= Direction =
In the material below, find how many lines contain the string "приведения". Write only that number.

[begin Material shown]

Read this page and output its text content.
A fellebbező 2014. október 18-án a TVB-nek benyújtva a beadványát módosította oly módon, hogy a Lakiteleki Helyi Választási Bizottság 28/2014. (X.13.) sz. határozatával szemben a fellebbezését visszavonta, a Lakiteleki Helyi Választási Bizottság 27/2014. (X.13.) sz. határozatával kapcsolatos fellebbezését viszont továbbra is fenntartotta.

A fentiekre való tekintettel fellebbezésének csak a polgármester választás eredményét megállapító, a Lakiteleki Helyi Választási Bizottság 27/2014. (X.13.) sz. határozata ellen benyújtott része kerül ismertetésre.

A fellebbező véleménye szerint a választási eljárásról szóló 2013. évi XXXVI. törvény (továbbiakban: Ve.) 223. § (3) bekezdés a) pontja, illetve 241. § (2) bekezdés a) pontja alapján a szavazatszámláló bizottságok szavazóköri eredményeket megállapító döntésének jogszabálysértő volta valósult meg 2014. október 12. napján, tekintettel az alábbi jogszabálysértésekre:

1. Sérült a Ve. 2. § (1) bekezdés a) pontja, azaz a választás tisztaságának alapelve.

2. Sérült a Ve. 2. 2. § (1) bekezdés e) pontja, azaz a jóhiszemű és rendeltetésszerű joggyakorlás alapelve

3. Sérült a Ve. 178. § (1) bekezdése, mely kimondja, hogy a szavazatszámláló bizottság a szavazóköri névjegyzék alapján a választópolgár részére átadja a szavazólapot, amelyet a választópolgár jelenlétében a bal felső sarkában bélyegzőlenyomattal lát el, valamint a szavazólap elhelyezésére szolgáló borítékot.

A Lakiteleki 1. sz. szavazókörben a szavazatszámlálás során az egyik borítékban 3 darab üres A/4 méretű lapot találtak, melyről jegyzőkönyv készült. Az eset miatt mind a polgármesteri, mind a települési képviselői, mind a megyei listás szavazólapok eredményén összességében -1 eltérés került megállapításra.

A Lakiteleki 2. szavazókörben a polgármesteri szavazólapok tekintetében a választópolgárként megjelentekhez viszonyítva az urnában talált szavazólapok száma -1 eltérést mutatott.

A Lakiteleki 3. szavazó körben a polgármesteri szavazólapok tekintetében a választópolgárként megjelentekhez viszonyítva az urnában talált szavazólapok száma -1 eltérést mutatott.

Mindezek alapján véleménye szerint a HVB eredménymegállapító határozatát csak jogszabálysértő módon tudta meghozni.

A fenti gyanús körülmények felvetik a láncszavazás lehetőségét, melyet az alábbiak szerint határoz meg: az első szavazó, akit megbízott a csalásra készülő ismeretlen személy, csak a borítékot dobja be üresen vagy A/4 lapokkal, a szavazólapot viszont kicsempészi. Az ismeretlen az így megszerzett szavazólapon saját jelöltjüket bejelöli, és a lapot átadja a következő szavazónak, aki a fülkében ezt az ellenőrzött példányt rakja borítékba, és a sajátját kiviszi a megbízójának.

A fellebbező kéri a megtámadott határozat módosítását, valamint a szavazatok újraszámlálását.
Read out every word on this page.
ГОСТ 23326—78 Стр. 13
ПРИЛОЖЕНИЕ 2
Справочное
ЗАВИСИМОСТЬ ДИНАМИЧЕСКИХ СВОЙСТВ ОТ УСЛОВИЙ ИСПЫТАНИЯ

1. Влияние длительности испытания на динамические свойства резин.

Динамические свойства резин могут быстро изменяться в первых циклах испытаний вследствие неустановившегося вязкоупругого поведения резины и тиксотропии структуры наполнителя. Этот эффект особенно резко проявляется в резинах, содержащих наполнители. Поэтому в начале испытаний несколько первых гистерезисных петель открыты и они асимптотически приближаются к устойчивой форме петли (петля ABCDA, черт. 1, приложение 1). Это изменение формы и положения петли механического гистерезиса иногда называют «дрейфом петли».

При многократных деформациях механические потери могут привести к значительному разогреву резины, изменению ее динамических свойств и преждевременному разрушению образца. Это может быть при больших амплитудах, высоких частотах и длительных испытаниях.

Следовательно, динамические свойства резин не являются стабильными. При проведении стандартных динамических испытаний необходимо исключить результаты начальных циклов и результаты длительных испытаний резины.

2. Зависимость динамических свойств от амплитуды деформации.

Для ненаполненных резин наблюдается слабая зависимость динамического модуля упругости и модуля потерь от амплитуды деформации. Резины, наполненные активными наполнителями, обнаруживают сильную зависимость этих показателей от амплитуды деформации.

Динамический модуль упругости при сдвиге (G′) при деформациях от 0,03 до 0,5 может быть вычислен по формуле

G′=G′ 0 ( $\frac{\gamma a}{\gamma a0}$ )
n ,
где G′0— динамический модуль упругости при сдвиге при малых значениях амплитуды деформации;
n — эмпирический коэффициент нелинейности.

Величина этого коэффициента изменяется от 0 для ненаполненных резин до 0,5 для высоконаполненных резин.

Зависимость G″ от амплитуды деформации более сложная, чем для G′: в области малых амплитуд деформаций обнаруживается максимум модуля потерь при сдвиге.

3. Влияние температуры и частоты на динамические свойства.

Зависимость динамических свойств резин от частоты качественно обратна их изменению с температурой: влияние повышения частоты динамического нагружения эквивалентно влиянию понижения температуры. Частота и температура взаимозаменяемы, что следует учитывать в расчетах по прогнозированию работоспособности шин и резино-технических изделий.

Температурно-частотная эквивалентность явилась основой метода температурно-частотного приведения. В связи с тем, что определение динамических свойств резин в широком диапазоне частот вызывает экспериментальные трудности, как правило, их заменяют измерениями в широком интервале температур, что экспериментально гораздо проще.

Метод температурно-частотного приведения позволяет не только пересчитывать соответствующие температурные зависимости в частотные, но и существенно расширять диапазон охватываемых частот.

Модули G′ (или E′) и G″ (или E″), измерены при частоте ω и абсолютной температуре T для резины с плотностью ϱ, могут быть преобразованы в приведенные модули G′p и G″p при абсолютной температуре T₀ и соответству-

[end Material shown]

= Result of the exercise =
2